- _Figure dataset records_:
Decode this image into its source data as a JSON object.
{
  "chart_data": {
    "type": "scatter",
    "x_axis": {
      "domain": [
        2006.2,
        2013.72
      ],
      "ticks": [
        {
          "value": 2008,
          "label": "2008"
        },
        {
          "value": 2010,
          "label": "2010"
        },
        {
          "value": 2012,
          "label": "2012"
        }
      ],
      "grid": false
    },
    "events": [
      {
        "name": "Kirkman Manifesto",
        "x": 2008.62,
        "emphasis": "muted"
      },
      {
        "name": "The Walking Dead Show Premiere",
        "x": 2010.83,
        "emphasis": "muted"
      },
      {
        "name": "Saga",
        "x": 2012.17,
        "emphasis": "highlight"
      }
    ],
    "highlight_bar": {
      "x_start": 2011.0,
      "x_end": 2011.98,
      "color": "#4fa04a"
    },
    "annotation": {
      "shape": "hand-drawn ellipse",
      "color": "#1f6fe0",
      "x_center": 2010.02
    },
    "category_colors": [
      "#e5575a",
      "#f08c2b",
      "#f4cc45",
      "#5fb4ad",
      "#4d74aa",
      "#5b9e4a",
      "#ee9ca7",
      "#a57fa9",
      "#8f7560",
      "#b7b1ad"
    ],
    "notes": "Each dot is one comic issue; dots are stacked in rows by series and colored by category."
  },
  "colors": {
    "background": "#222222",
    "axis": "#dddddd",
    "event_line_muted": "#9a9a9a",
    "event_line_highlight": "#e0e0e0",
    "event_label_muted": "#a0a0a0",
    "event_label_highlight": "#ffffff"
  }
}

- _What is required_:
Transcribe the material above in its entirety. Match it exactly.

- _Correct answer_:
Decode this image into its source data as a JSON object.
{
  "chart_data": {
    "type": "scatter",
    "x_axis": {
      "domain": [
        2006.2,
        2013.72
      ],
      "ticks": [
        {
          "value": 2008,
          "label": "2008"
        },
        {
          "value": 2010,
          "label": "2010"
        },
        {
          "value": 2012,
          "label": "2012"
        }
      ],
      "grid": false
    },
    "events": [
      {
        "name": "Kirkman Manifesto",
        "x": 2008.62,
        "emphasis": "muted"
      },
      {
        "name": "The Walking Dead Show Premiere",
        "x": 2010.83,
        "emphasis": "muted"
      },
      {
        "name": "Saga",
        "x": 2012.17,
        "emphasis": "highlight"
      }
    ],
    "highlight_bar": {
      "x_start": 2011.0,
      "x_end": 2011.98,
      "color": "#4fa04a"
    },
    "annotation": {
      "shape": "hand-drawn ellipse",
      "color": "#1f6fe0",
      "x_center": 2010.02
    },
    "category_colors": [
      "#e5575a",
      "#f08c2b",
      "#f4cc45",
      "#5fb4ad",
      "#4d74aa",
      "#5b9e4a",
      "#ee9ca7",
      "#a57fa9",
      "#8f7560",
      "#b7b1ad"
    ],
    "notes": "Each dot is one comic issue; dots are stacked in rows by series and colored by category."
  },
  "colors": {
    "background": "#222222",
    "axis": "#dddddd",
    "event_line_muted": "#9a9a9a",
    "event_line_highlight": "#e0e0e0",
    "event_label_muted": "#a0a0a0",
    "event_label_highlight": "#ffffff"
  }
}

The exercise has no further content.